Problem requirements.
Write out the items below word for word, from the very first line through the line that reads "The brake caliper 16 is at (183, 188).", with both ends included.

Data in this exercise.

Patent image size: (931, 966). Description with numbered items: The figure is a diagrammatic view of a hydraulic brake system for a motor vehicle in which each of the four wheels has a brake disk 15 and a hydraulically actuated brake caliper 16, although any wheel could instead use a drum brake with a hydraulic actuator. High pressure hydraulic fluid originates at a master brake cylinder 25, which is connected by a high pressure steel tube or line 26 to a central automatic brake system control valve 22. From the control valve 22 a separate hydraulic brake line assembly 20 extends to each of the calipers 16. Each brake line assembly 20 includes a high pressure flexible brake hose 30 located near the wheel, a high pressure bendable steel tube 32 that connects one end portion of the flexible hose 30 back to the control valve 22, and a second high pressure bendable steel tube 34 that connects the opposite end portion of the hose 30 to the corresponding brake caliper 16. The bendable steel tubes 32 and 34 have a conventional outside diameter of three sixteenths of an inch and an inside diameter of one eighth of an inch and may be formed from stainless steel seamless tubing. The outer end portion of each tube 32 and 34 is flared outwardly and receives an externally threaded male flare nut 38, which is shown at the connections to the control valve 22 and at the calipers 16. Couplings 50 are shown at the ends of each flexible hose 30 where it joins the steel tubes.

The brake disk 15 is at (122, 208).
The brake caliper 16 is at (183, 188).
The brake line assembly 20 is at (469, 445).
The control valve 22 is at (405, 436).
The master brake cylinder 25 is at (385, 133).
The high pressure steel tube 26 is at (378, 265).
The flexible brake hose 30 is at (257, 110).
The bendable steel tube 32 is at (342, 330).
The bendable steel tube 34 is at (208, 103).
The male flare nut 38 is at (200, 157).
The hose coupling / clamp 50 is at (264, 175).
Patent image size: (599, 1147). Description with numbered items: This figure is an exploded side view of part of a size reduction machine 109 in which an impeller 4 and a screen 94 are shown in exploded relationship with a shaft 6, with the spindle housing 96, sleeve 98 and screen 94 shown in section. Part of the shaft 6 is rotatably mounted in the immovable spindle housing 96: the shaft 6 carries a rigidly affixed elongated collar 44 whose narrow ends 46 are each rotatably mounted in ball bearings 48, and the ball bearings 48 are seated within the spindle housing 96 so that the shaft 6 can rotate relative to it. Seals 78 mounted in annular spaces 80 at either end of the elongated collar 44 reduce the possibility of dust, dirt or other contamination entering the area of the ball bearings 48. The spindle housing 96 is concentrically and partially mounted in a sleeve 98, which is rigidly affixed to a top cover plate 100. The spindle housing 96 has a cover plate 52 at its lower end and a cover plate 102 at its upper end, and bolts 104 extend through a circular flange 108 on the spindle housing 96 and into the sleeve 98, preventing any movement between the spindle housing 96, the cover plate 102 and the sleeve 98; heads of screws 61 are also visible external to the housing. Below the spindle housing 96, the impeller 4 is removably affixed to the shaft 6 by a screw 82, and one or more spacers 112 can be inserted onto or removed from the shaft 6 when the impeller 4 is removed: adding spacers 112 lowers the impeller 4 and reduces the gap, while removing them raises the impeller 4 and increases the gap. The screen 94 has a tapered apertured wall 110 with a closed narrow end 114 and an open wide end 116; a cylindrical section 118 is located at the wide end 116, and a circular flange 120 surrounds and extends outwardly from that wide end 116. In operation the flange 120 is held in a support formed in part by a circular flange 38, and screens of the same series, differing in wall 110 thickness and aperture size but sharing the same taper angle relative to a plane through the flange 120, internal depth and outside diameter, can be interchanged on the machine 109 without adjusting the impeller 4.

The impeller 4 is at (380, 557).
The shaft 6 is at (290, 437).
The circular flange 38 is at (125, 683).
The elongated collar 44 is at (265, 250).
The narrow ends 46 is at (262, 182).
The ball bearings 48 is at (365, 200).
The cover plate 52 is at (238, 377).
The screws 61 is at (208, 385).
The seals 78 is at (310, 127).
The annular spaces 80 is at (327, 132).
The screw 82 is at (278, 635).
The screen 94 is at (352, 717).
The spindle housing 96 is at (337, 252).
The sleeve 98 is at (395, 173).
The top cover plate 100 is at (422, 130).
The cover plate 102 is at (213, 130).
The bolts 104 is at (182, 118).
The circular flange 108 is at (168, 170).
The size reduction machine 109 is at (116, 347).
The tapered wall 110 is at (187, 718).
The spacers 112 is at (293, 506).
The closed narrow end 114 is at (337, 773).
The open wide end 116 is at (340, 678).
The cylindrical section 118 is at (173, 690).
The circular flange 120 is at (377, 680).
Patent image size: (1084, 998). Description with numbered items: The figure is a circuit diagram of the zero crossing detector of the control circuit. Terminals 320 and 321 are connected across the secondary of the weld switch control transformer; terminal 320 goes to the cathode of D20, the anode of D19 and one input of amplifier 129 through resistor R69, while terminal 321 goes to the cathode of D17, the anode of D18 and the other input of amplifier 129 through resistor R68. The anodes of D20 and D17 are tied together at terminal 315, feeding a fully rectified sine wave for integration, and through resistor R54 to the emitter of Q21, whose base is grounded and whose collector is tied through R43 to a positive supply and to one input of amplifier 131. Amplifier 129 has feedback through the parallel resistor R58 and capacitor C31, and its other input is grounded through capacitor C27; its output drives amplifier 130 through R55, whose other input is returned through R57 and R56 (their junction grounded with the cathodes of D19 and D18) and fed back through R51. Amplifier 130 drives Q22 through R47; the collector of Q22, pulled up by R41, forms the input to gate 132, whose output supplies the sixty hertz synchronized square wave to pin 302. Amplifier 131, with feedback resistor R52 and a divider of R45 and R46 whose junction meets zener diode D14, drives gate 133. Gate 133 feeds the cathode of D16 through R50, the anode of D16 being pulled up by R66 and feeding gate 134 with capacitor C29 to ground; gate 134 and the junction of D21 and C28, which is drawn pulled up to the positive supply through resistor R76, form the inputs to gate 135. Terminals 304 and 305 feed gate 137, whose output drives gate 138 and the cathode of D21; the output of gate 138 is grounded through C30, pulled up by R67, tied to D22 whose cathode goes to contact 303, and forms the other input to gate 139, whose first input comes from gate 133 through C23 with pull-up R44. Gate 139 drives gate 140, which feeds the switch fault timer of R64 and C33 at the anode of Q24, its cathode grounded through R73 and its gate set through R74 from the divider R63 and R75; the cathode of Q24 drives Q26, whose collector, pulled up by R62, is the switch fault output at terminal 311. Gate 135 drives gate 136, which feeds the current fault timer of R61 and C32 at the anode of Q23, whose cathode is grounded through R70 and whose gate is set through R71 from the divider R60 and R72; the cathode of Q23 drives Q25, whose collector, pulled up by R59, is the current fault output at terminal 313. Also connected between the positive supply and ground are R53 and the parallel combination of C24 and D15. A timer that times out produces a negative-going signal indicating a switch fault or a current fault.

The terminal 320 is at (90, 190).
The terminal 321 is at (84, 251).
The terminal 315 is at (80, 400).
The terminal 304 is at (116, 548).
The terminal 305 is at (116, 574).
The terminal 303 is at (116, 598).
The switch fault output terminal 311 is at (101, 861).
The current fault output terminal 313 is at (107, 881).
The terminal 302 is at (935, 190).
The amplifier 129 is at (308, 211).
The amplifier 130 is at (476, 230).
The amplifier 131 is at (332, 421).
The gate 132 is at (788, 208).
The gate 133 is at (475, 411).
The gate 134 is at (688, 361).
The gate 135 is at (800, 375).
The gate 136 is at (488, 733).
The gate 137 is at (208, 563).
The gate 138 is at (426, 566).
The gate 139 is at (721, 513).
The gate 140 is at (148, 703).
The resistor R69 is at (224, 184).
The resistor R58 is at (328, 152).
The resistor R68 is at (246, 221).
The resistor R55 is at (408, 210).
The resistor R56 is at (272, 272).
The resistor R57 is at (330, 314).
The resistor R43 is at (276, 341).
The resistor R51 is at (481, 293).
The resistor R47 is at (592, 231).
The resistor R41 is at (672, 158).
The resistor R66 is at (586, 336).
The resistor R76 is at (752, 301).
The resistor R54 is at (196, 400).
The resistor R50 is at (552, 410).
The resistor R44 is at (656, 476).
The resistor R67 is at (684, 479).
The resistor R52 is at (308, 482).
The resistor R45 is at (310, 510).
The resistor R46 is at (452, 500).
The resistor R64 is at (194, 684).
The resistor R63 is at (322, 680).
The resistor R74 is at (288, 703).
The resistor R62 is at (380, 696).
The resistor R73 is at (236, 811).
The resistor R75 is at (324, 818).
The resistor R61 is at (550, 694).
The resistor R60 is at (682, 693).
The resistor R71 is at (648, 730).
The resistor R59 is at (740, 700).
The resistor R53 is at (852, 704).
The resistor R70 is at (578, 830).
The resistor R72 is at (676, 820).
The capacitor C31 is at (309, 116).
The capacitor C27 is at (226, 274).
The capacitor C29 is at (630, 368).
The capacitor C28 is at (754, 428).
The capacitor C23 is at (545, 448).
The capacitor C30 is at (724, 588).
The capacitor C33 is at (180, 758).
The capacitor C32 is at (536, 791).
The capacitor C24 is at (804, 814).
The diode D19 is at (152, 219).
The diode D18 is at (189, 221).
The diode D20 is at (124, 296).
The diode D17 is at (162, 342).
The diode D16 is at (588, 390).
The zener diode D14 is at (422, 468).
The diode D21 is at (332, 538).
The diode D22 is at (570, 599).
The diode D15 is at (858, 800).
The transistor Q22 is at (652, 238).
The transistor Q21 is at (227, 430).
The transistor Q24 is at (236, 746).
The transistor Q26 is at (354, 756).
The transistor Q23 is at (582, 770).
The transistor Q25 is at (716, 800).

Output of the exercise.
Patent image size: (931, 966). Description with numbered items: The figure is a diagrammatic view of a hydraulic brake system for a motor vehicle in which each of the four wheels has a brake disk 15 and a hydraulically actuated brake caliper 16, although any wheel could instead use a drum brake with a hydraulic actuator. High pressure hydraulic fluid originates at a master brake cylinder 25, which is connected by a high pressure steel tube or line 26 to a central automatic brake system control valve 22. From the control valve 22 a separate hydraulic brake line assembly 20 extends to each of the calipers 16. Each brake line assembly 20 includes a high pressure flexible brake hose 30 located near the wheel, a high pressure bendable steel tube 32 that connects one end portion of the flexible hose 30 back to the control valve 22, and a second high pressure bendable steel tube 34 that connects the opposite end portion of the hose 30 to the corresponding brake caliper 16. The bendable steel tubes 32 and 34 have a conventional outside diameter of three sixteenths of an inch and an inside diameter of one eighth of an inch and may be formed from stainless steel seamless tubing. The outer end portion of each tube 32 and 34 is flared outwardly and receives an externally threaded male flare nut 38, which is shown at the connections to the control valve 22 and at the calipers 16. Couplings 50 are shown at the ends of each flexible hose 30 where it joins the steel tubes.

The brake disk 15 is at (122, 208).
The brake caliper 16 is at (183, 188).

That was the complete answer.